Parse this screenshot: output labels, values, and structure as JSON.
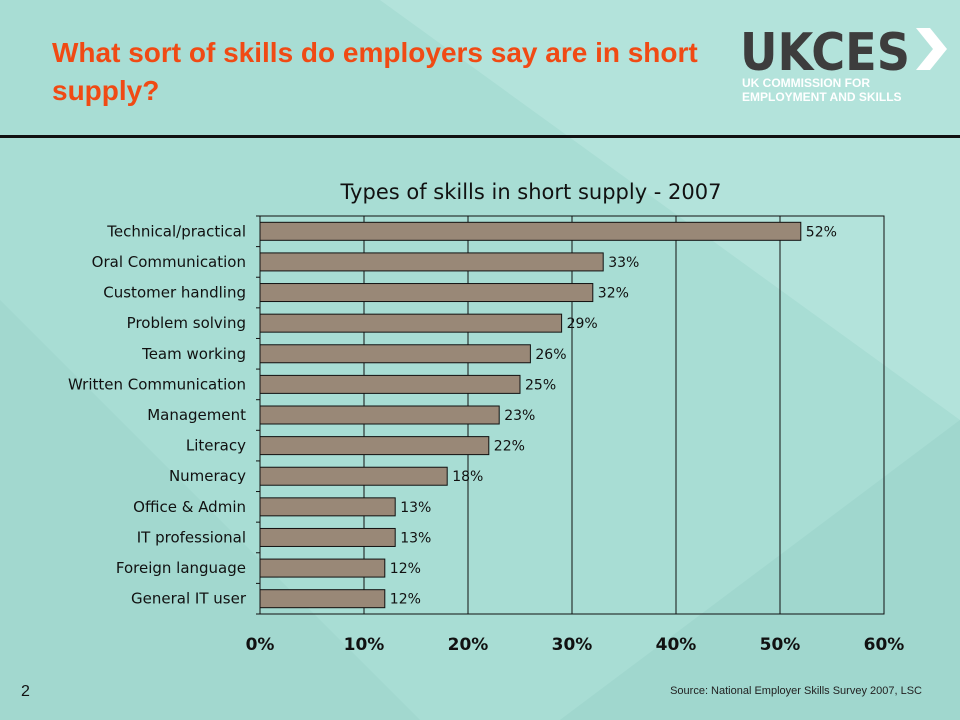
{
  "slide": {
    "title": "What sort of skills do employers say are in short supply?",
    "logo_text": "UKCES",
    "logo_subtitle": "UK COMMISSION FOR EMPLOYMENT AND SKILLS",
    "source": "Source: National Employer Skills Survey 2007, LSC",
    "page_number": "2"
  },
  "colors": {
    "background": "#a8ddd4",
    "title": "#f04a14",
    "bar_fill": "#998877",
    "logo": "#3d3d3d"
  },
  "chart_data": {
    "type": "bar",
    "orientation": "horizontal",
    "title": "Types of skills in short supply - 2007",
    "categories": [
      "Technical/practical",
      "Oral Communication",
      "Customer handling",
      "Problem solving",
      "Team working",
      "Written Communication",
      "Management",
      "Literacy",
      "Numeracy",
      "Office & Admin",
      "IT professional",
      "Foreign language",
      "General IT user"
    ],
    "values": [
      52,
      33,
      32,
      29,
      26,
      25,
      23,
      22,
      18,
      13,
      13,
      12,
      12
    ],
    "value_labels": [
      "52%",
      "33%",
      "32%",
      "29%",
      "26%",
      "25%",
      "23%",
      "22%",
      "18%",
      "13%",
      "13%",
      "12%",
      "12%"
    ],
    "xlim": [
      0,
      60
    ],
    "x_ticks": [
      0,
      10,
      20,
      30,
      40,
      50,
      60
    ],
    "x_tick_labels": [
      "0%",
      "10%",
      "20%",
      "30%",
      "40%",
      "50%",
      "60%"
    ],
    "xlabel": "",
    "ylabel": "",
    "grid": true,
    "legend": "none"
  }
}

· · · · · · ·

## WORK REQUIRED
Repeat the material above word for word and skip every image in it.

## TASK SOLUTION
Parse this screenshot: output labels, values, and structure as JSON.
{
  "slide": {
    "title": "What sort of skills do employers say are in short supply?",
    "logo_text": "UKCES",
    "logo_subtitle": "UK COMMISSION FOR EMPLOYMENT AND SKILLS",
    "source": "Source: National Employer Skills Survey 2007, LSC",
    "page_number": "2"
  },
  "colors": {
    "background": "#a8ddd4",
    "title": "#f04a14",
    "bar_fill": "#998877",
    "logo": "#3d3d3d"
  },
  "chart_data": {
    "type": "bar",
    "orientation": "horizontal",
    "title": "Types of skills in short supply - 2007",
    "categories": [
      "Technical/practical",
      "Oral Communication",
      "Customer handling",
      "Problem solving",
      "Team working",
      "Written Communication",
      "Management",
      "Literacy",
      "Numeracy",
      "Office & Admin",
      "IT professional",
      "Foreign language",
      "General IT user"
    ],
    "values": [
      52,
      33,
      32,
      29,
      26,
      25,
      23,
      22,
      18,
      13,
      13,
      12,
      12
    ],
    "value_labels": [
      "52%",
      "33%",
      "32%",
      "29%",
      "26%",
      "25%",
      "23%",
      "22%",
      "18%",
      "13%",
      "13%",
      "12%",
      "12%"
    ],
    "xlim": [
      0,
      60
    ],
    "x_ticks": [
      0,
      10,
      20,
      30,
      40,
      50,
      60
    ],
    "x_tick_labels": [
      "0%",
      "10%",
      "20%",
      "30%",
      "40%",
      "50%",
      "60%"
    ],
    "xlabel": "",
    "ylabel": "",
    "grid": true,
    "legend": "none"
  }
}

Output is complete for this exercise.